____ Listed records

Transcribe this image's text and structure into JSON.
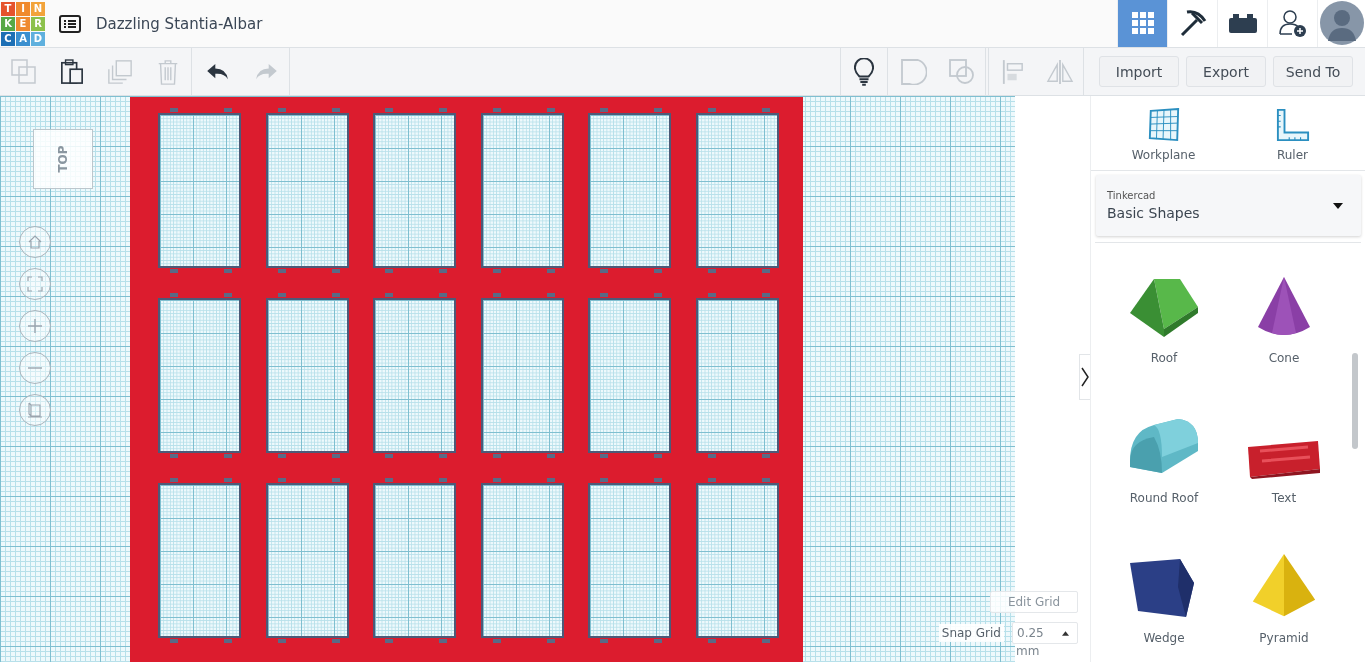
{
  "header": {
    "logo": [
      {
        "letter": "T",
        "color": "#e5532d"
      },
      {
        "letter": "I",
        "color": "#f08a2e"
      },
      {
        "letter": "N",
        "color": "#f2a33a"
      },
      {
        "letter": "K",
        "color": "#57a846"
      },
      {
        "letter": "E",
        "color": "#ef8a2f"
      },
      {
        "letter": "R",
        "color": "#8cc14b"
      },
      {
        "letter": "C",
        "color": "#1c6fb5"
      },
      {
        "letter": "A",
        "color": "#3a8fcf"
      },
      {
        "letter": "D",
        "color": "#5fb0de"
      }
    ],
    "title": "Dazzling Stantia-Albar",
    "nav": [
      {
        "kind": "grid",
        "selected": true
      },
      {
        "kind": "pickaxe",
        "selected": false
      },
      {
        "kind": "brick",
        "selected": false
      },
      {
        "kind": "user-add",
        "selected": false
      },
      {
        "kind": "avatar",
        "selected": false
      }
    ]
  },
  "toolbar": {
    "left": [
      {
        "kind": "copy",
        "disabled": true
      },
      {
        "kind": "paste",
        "disabled": false
      },
      {
        "kind": "duplicate",
        "disabled": true
      },
      {
        "kind": "delete",
        "disabled": true
      },
      {
        "kind": "undo",
        "disabled": false
      },
      {
        "kind": "redo",
        "disabled": true
      }
    ],
    "right": [
      {
        "kind": "bulb",
        "disabled": false
      },
      {
        "kind": "group",
        "disabled": true
      },
      {
        "kind": "ungroup",
        "disabled": true
      },
      {
        "kind": "align",
        "disabled": true
      },
      {
        "kind": "mirror",
        "disabled": true
      }
    ],
    "buttons": [
      "Import",
      "Export",
      "Send To"
    ]
  },
  "view_cube": {
    "label": "TOP"
  },
  "grid_controls": {
    "edit_button": "Edit Grid",
    "snap_label": "Snap Grid",
    "snap_value": "0.25",
    "unit": "mm"
  },
  "panel": {
    "tools": [
      {
        "kind": "workplane",
        "label": "Workplane"
      },
      {
        "kind": "ruler",
        "label": "Ruler"
      }
    ],
    "library": {
      "label": "Tinkercad",
      "value": "Basic Shapes"
    },
    "shapes": [
      {
        "kind": "roof",
        "label": "Roof"
      },
      {
        "kind": "cone",
        "label": "Cone"
      },
      {
        "kind": "round-roof",
        "label": "Round Roof"
      },
      {
        "kind": "text",
        "label": "Text"
      },
      {
        "kind": "wedge",
        "label": "Wedge"
      },
      {
        "kind": "pyramid",
        "label": "Pyramid"
      }
    ]
  }
}
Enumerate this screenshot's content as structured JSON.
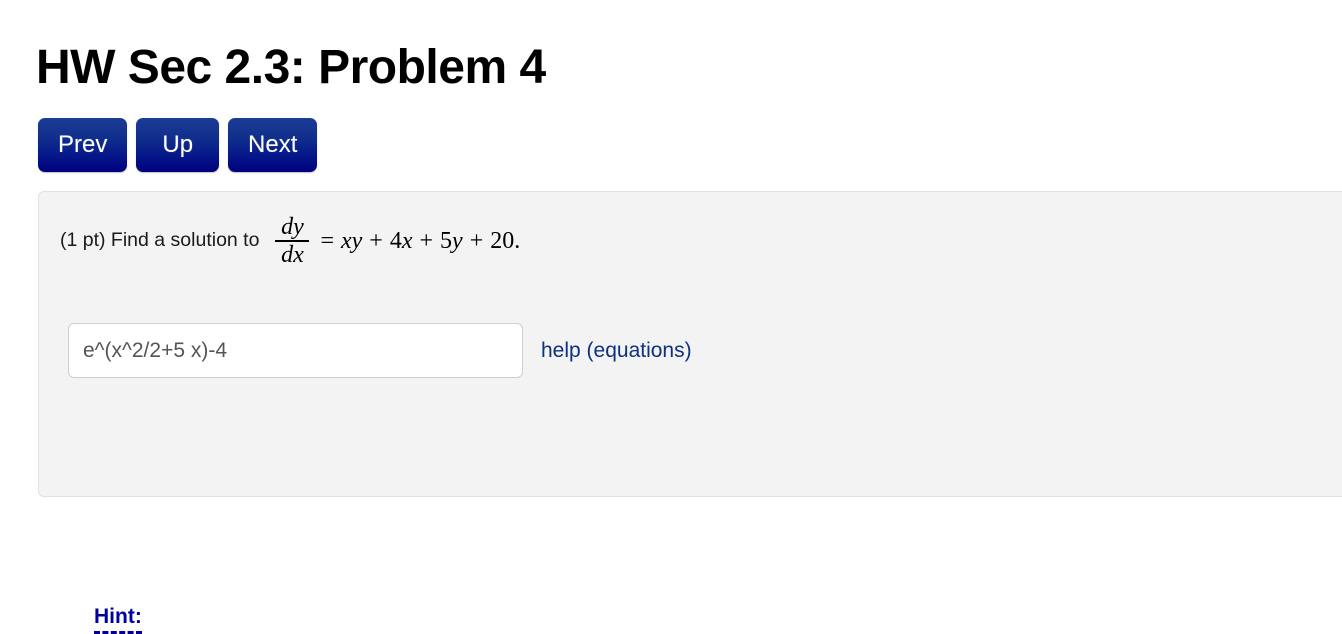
{
  "page": {
    "title": "HW Sec 2.3: Problem 4"
  },
  "nav": {
    "prev_label": "Prev",
    "up_label": "Up",
    "next_label": "Next"
  },
  "problem": {
    "points_label": "(1 pt) Find a solution to",
    "equation": {
      "fraction_numerator": "dy",
      "fraction_denominator": "dx",
      "equals": "=",
      "term1": "xy",
      "plus1": "+",
      "coef2": "4",
      "var2": "x",
      "plus2": "+",
      "coef3": "5",
      "var3": "y",
      "plus3": "+",
      "constant": "20",
      "period": ".",
      "plain_text": "dy/dx = xy + 4x + 5y + 20."
    },
    "answer_value": "e^(x^2/2+5 x)-4",
    "answer_placeholder": "",
    "help_link_label": "help (equations)",
    "hint_label": "Hint:"
  },
  "colors": {
    "button_top": "#1b3d96",
    "button_bottom": "#00017c",
    "link_navy": "#0d307f",
    "hint_blue": "#0000a0",
    "panel_bg": "#f3f3f3",
    "panel_border": "#e2e2e2",
    "input_border": "#cfcfcf",
    "input_text": "#555555"
  }
}
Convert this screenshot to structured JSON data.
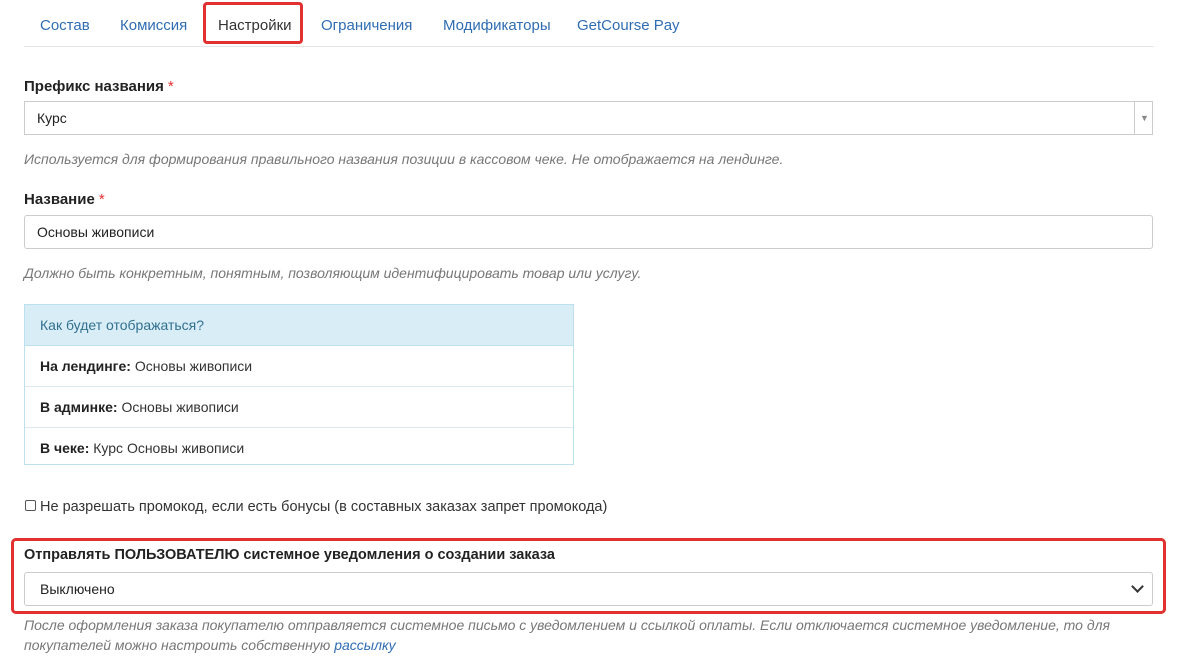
{
  "tabs": [
    {
      "label": "Состав"
    },
    {
      "label": "Комиссия"
    },
    {
      "label": "Настройки"
    },
    {
      "label": "Ограничения"
    },
    {
      "label": "Модификаторы"
    },
    {
      "label": "GetCourse Pay"
    }
  ],
  "active_tab": "Настройки",
  "prefix": {
    "label": "Префикс названия",
    "required_mark": "*",
    "value": "Курс",
    "hint": "Используется для формирования правильного названия позиции в кассовом чеке. Не отображается на лендинге."
  },
  "name": {
    "label": "Название",
    "required_mark": "*",
    "value": "Основы живописи",
    "hint": "Должно быть конкретным, понятным, позволяющим идентифицировать товар или услугу."
  },
  "preview": {
    "title": "Как будет отображаться?",
    "rows": [
      {
        "key": "На лендинге:",
        "value": "Основы живописи"
      },
      {
        "key": "В админке:",
        "value": "Основы живописи"
      },
      {
        "key": "В чеке:",
        "value": "Курс Основы живописи"
      }
    ]
  },
  "promo_checkbox": {
    "label": "Не разрешать промокод, если есть бонусы (в составных заказах запрет промокода)",
    "checked": false
  },
  "notification": {
    "label": "Отправлять ПОЛЬЗОВАТЕЛЮ системное уведомления о создании заказа",
    "value": "Выключено",
    "hint_text": "После оформления заказа покупателю отправляется системное письмо с уведомлением и ссылкой оплаты. Если отключается системное уведомление, то для покупателей можно настроить собственную",
    "hint_link": "рассылку"
  },
  "colors": {
    "link": "#2f6db3",
    "highlight": "#e0302f",
    "required": "#e0302f",
    "info_bg": "#d9edf7"
  }
}
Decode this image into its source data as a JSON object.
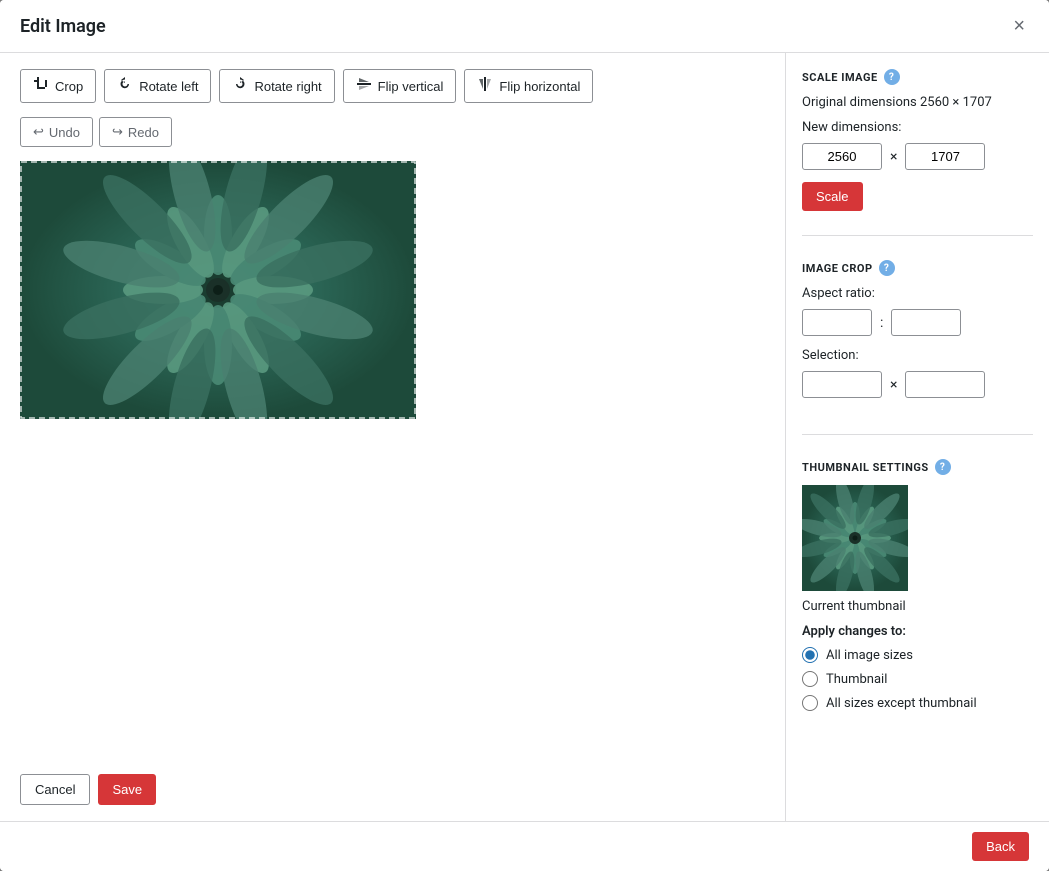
{
  "modal": {
    "title": "Edit Image",
    "close_label": "×"
  },
  "toolbar": {
    "crop_label": "Crop",
    "rotate_left_label": "Rotate left",
    "rotate_right_label": "Rotate right",
    "flip_vertical_label": "Flip vertical",
    "flip_horizontal_label": "Flip horizontal",
    "undo_label": "Undo",
    "redo_label": "Redo"
  },
  "action_buttons": {
    "cancel_label": "Cancel",
    "save_label": "Save"
  },
  "sidebar": {
    "scale_section_title": "SCALE IMAGE",
    "original_dimensions_label": "Original dimensions 2560 × 1707",
    "new_dimensions_label": "New dimensions:",
    "width_value": "2560",
    "height_value": "1707",
    "scale_button_label": "Scale",
    "crop_section_title": "IMAGE CROP",
    "aspect_ratio_label": "Aspect ratio:",
    "aspect_width_value": "",
    "aspect_height_value": "",
    "selection_label": "Selection:",
    "selection_width_value": "",
    "selection_height_value": "",
    "thumbnail_section_title": "THUMBNAIL SETTINGS",
    "current_thumbnail_label": "Current thumbnail",
    "apply_changes_label": "Apply changes to:",
    "radio_options": [
      {
        "id": "all-sizes",
        "label": "All image sizes",
        "checked": true
      },
      {
        "id": "thumbnail",
        "label": "Thumbnail",
        "checked": false
      },
      {
        "id": "all-except-thumbnail",
        "label": "All sizes except thumbnail",
        "checked": false
      }
    ]
  },
  "footer": {
    "back_label": "Back"
  },
  "icons": {
    "crop": "⊡",
    "rotate_left": "↺",
    "rotate_right": "↻",
    "flip_vertical": "⇅",
    "flip_horizontal": "⇄",
    "undo": "↩",
    "redo": "↪",
    "help": "?"
  }
}
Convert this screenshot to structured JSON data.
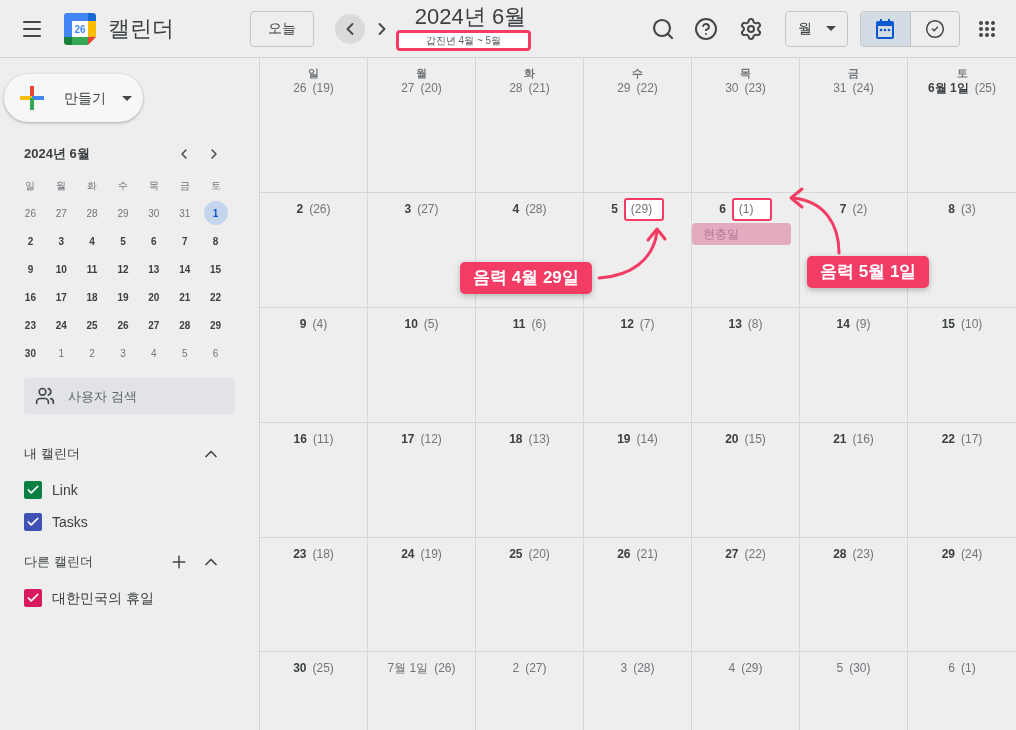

________

_Short problem_
Where a line contains "системное", copy that line.

_The completed task_
    "label": "Отправлять ПОЛЬЗОВАТЕЛЮ системное уведомления о создании заказа",
    "hint_text": "После оформления заказа покупателю отправляется системное письмо с уведомлением и ссылкой оплаты. Если отключается системное уведомление, то для покупателей можно настроить собственную",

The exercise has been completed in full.